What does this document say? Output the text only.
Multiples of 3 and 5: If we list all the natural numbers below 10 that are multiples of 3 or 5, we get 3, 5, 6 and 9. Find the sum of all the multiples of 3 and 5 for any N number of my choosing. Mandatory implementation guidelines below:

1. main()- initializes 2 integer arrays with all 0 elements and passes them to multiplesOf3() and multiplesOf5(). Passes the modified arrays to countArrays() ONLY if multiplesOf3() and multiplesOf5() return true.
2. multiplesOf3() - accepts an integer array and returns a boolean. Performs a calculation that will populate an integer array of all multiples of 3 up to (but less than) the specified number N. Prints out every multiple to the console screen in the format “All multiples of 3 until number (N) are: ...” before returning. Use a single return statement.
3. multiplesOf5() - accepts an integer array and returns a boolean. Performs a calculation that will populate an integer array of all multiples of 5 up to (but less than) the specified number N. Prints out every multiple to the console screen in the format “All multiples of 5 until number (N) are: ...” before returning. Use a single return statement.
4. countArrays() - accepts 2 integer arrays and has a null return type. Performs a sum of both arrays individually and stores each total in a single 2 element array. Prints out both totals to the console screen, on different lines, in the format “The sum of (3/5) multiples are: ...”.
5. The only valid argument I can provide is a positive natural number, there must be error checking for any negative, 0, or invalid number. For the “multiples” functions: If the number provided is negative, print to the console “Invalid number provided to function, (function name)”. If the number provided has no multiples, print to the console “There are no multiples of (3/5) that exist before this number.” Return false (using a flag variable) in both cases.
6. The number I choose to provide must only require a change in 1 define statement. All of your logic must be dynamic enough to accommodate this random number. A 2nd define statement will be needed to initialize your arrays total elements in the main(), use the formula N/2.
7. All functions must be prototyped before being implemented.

----

▶ THE EXERCISE: Say how many lines in the listing above include "returning". Give nothing but the number.

▶ OUTPUT FOR THIS EXERCISE: 2